* Given records
((

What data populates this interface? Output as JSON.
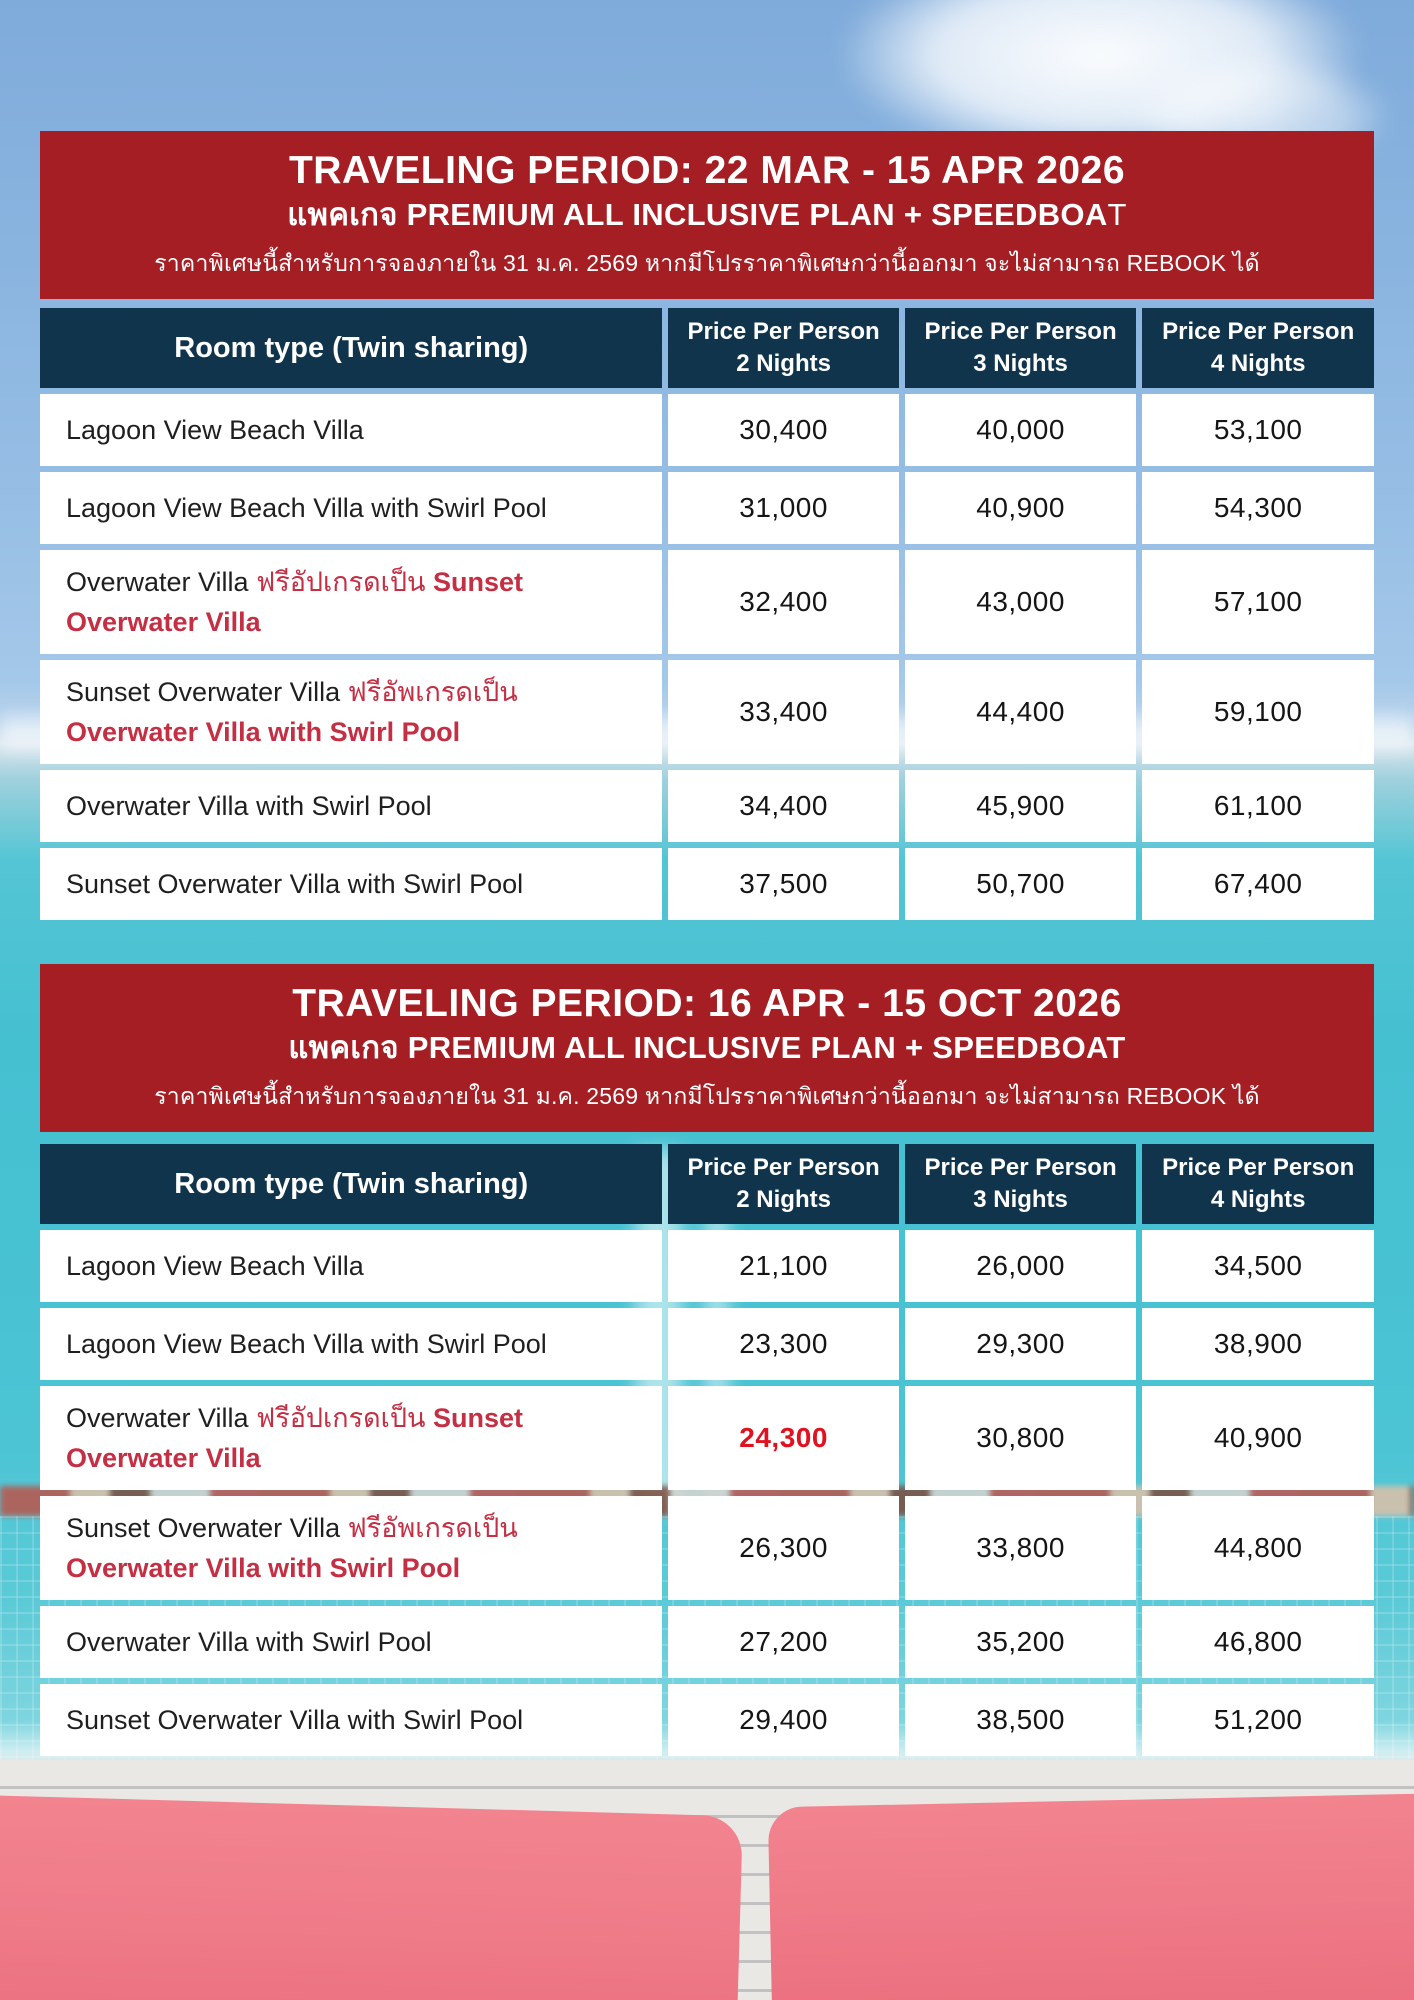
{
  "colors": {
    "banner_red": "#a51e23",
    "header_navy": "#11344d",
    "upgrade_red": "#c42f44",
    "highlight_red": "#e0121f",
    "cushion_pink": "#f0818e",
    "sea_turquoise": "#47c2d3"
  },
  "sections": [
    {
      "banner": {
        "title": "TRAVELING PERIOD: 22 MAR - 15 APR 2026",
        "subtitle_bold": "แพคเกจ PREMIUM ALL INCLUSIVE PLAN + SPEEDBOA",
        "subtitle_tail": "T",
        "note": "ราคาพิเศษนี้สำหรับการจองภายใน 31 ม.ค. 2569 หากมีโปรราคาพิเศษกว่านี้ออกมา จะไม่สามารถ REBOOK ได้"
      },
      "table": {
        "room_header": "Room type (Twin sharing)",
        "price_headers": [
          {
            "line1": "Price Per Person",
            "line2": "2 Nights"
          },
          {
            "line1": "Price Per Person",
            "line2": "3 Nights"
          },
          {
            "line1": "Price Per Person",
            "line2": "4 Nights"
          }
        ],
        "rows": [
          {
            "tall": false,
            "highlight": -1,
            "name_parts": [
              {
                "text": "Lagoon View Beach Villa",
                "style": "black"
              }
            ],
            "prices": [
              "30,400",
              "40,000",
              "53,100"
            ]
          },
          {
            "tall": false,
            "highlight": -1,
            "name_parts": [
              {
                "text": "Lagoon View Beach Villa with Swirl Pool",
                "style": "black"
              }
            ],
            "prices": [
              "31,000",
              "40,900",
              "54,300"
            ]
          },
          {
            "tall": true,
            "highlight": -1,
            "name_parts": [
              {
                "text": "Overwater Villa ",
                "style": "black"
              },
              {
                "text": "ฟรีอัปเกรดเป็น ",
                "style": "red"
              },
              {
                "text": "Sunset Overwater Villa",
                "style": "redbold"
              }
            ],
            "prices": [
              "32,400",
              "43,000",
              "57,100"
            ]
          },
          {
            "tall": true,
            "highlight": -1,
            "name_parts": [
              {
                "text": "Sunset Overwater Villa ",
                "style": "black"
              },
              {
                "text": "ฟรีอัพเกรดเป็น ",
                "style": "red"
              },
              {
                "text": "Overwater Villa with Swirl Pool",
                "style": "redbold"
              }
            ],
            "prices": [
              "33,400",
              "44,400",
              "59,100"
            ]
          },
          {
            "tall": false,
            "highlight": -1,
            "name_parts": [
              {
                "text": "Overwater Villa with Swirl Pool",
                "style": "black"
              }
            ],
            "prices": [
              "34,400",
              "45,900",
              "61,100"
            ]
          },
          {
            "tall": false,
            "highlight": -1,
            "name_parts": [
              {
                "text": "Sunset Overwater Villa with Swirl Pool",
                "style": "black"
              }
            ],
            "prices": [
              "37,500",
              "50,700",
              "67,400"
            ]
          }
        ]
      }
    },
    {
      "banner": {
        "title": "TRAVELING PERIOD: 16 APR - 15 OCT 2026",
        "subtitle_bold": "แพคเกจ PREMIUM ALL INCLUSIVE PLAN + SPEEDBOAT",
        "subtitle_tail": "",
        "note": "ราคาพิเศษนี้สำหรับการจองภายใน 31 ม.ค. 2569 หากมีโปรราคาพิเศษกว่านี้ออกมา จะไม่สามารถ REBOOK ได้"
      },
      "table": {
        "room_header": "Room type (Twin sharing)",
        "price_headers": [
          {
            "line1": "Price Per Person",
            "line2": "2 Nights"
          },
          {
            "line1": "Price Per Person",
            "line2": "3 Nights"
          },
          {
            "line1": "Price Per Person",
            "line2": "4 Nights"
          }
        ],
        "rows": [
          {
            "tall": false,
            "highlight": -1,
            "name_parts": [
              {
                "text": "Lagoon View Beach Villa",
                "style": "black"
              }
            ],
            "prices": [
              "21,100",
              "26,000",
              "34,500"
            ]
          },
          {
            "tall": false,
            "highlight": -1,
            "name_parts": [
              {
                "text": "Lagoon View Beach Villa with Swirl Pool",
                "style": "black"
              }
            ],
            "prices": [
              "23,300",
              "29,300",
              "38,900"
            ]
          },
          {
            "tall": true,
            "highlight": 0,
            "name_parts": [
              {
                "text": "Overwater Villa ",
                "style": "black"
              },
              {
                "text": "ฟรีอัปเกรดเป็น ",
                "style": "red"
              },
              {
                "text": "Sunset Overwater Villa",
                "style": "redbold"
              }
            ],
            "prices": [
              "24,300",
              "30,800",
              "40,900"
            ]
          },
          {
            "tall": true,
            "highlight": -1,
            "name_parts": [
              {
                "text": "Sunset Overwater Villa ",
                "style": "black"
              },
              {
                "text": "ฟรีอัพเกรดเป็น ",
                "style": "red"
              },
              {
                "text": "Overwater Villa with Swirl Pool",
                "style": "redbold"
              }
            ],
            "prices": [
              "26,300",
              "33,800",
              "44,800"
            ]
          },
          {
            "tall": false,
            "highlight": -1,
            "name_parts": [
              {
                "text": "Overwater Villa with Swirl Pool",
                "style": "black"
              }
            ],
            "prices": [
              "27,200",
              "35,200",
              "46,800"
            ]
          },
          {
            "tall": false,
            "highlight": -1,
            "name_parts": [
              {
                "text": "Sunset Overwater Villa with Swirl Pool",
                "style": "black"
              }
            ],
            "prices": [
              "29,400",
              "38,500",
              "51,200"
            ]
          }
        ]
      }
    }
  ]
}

))

* Work to complete
Strip out the pictures and quote the remaining data word for word.

* Answer
What data populates this interface? Output as JSON.
{
  "colors": {
    "banner_red": "#a51e23",
    "header_navy": "#11344d",
    "upgrade_red": "#c42f44",
    "highlight_red": "#e0121f",
    "cushion_pink": "#f0818e",
    "sea_turquoise": "#47c2d3"
  },
  "sections": [
    {
      "banner": {
        "title": "TRAVELING PERIOD: 22 MAR - 15 APR 2026",
        "subtitle_bold": "แพคเกจ PREMIUM ALL INCLUSIVE PLAN + SPEEDBOA",
        "subtitle_tail": "T",
        "note": "ราคาพิเศษนี้สำหรับการจองภายใน 31 ม.ค. 2569 หากมีโปรราคาพิเศษกว่านี้ออกมา จะไม่สามารถ REBOOK ได้"
      },
      "table": {
        "room_header": "Room type (Twin sharing)",
        "price_headers": [
          {
            "line1": "Price Per Person",
            "line2": "2 Nights"
          },
          {
            "line1": "Price Per Person",
            "line2": "3 Nights"
          },
          {
            "line1": "Price Per Person",
            "line2": "4 Nights"
          }
        ],
        "rows": [
          {
            "tall": false,
            "highlight": -1,
            "name_parts": [
              {
                "text": "Lagoon View Beach Villa",
                "style": "black"
              }
            ],
            "prices": [
              "30,400",
              "40,000",
              "53,100"
            ]
          },
          {
            "tall": false,
            "highlight": -1,
            "name_parts": [
              {
                "text": "Lagoon View Beach Villa with Swirl Pool",
                "style": "black"
              }
            ],
            "prices": [
              "31,000",
              "40,900",
              "54,300"
            ]
          },
          {
            "tall": true,
            "highlight": -1,
            "name_parts": [
              {
                "text": "Overwater Villa ",
                "style": "black"
              },
              {
                "text": "ฟรีอัปเกรดเป็น ",
                "style": "red"
              },
              {
                "text": "Sunset Overwater Villa",
                "style": "redbold"
              }
            ],
            "prices": [
              "32,400",
              "43,000",
              "57,100"
            ]
          },
          {
            "tall": true,
            "highlight": -1,
            "name_parts": [
              {
                "text": "Sunset Overwater Villa ",
                "style": "black"
              },
              {
                "text": "ฟรีอัพเกรดเป็น ",
                "style": "red"
              },
              {
                "text": "Overwater Villa with Swirl Pool",
                "style": "redbold"
              }
            ],
            "prices": [
              "33,400",
              "44,400",
              "59,100"
            ]
          },
          {
            "tall": false,
            "highlight": -1,
            "name_parts": [
              {
                "text": "Overwater Villa with Swirl Pool",
                "style": "black"
              }
            ],
            "prices": [
              "34,400",
              "45,900",
              "61,100"
            ]
          },
          {
            "tall": false,
            "highlight": -1,
            "name_parts": [
              {
                "text": "Sunset Overwater Villa with Swirl Pool",
                "style": "black"
              }
            ],
            "prices": [
              "37,500",
              "50,700",
              "67,400"
            ]
          }
        ]
      }
    },
    {
      "banner": {
        "title": "TRAVELING PERIOD: 16 APR - 15 OCT 2026",
        "subtitle_bold": "แพคเกจ PREMIUM ALL INCLUSIVE PLAN + SPEEDBOAT",
        "subtitle_tail": "",
        "note": "ราคาพิเศษนี้สำหรับการจองภายใน 31 ม.ค. 2569 หากมีโปรราคาพิเศษกว่านี้ออกมา จะไม่สามารถ REBOOK ได้"
      },
      "table": {
        "room_header": "Room type (Twin sharing)",
        "price_headers": [
          {
            "line1": "Price Per Person",
            "line2": "2 Nights"
          },
          {
            "line1": "Price Per Person",
            "line2": "3 Nights"
          },
          {
            "line1": "Price Per Person",
            "line2": "4 Nights"
          }
        ],
        "rows": [
          {
            "tall": false,
            "highlight": -1,
            "name_parts": [
              {
                "text": "Lagoon View Beach Villa",
                "style": "black"
              }
            ],
            "prices": [
              "21,100",
              "26,000",
              "34,500"
            ]
          },
          {
            "tall": false,
            "highlight": -1,
            "name_parts": [
              {
                "text": "Lagoon View Beach Villa with Swirl Pool",
                "style": "black"
              }
            ],
            "prices": [
              "23,300",
              "29,300",
              "38,900"
            ]
          },
          {
            "tall": true,
            "highlight": 0,
            "name_parts": [
              {
                "text": "Overwater Villa ",
                "style": "black"
              },
              {
                "text": "ฟรีอัปเกรดเป็น ",
                "style": "red"
              },
              {
                "text": "Sunset Overwater Villa",
                "style": "redbold"
              }
            ],
            "prices": [
              "24,300",
              "30,800",
              "40,900"
            ]
          },
          {
            "tall": true,
            "highlight": -1,
            "name_parts": [
              {
                "text": "Sunset Overwater Villa ",
                "style": "black"
              },
              {
                "text": "ฟรีอัพเกรดเป็น ",
                "style": "red"
              },
              {
                "text": "Overwater Villa with Swirl Pool",
                "style": "redbold"
              }
            ],
            "prices": [
              "26,300",
              "33,800",
              "44,800"
            ]
          },
          {
            "tall": false,
            "highlight": -1,
            "name_parts": [
              {
                "text": "Overwater Villa with Swirl Pool",
                "style": "black"
              }
            ],
            "prices": [
              "27,200",
              "35,200",
              "46,800"
            ]
          },
          {
            "tall": false,
            "highlight": -1,
            "name_parts": [
              {
                "text": "Sunset Overwater Villa with Swirl Pool",
                "style": "black"
              }
            ],
            "prices": [
              "29,400",
              "38,500",
              "51,200"
            ]
          }
        ]
      }
    }
  ]
}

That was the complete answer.